» **Your goal**: Go through the lines below and copy each one that holds the string "desastres".

········

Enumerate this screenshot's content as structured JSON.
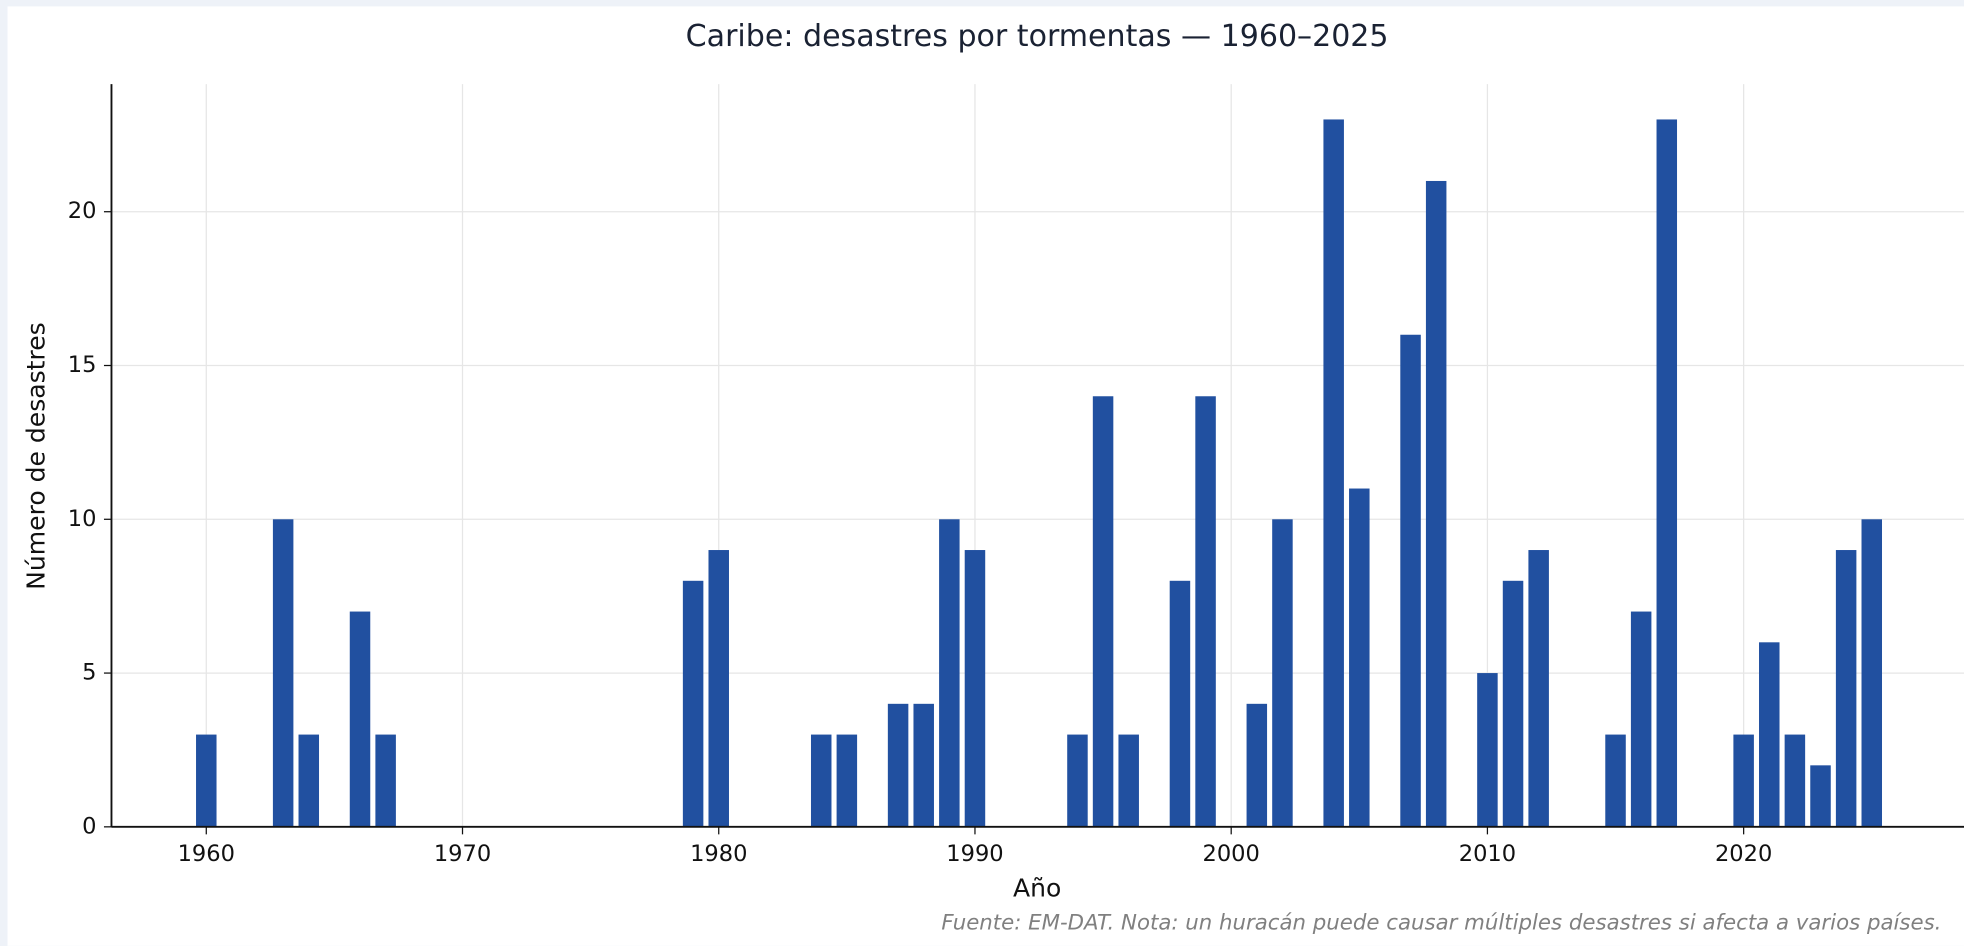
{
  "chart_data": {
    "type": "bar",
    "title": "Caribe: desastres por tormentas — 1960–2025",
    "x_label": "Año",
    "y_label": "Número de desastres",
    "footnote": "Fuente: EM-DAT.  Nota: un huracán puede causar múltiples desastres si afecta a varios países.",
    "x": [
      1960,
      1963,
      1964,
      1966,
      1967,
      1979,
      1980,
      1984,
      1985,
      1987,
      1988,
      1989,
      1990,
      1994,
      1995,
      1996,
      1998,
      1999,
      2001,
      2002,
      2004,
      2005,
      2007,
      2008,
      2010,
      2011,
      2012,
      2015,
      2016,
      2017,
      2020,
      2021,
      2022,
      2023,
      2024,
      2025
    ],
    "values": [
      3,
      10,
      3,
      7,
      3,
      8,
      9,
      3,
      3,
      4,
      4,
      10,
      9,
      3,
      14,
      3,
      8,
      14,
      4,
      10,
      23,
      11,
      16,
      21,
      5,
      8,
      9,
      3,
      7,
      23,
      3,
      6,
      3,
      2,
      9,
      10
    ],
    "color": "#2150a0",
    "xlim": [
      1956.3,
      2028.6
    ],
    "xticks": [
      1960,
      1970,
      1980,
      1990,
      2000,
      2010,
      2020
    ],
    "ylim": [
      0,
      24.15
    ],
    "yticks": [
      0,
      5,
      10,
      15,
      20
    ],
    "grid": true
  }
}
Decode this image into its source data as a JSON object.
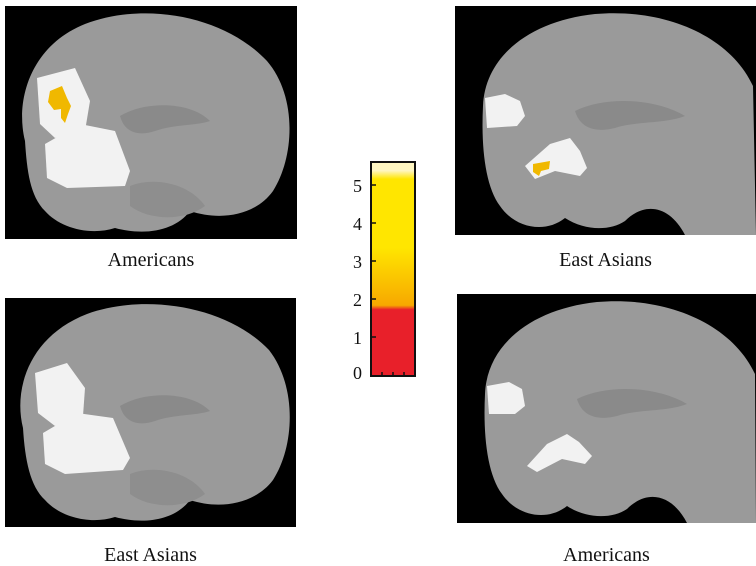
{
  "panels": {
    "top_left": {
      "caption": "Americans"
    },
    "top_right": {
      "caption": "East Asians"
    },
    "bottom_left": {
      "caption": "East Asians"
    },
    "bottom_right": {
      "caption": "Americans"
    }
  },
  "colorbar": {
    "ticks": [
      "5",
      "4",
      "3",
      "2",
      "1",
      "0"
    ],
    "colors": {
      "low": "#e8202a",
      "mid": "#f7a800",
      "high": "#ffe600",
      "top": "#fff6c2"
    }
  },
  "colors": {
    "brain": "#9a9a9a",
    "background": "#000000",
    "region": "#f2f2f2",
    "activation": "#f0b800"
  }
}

········

» **Answer below**:
    "title": "Caribe: desastres por tormentas — 1960–2025",
    "y_label": "Número de desastres",
    "footnote": "Fuente: EM-DAT.  Nota: un huracán puede causar múltiples desastres si afecta a varios países.",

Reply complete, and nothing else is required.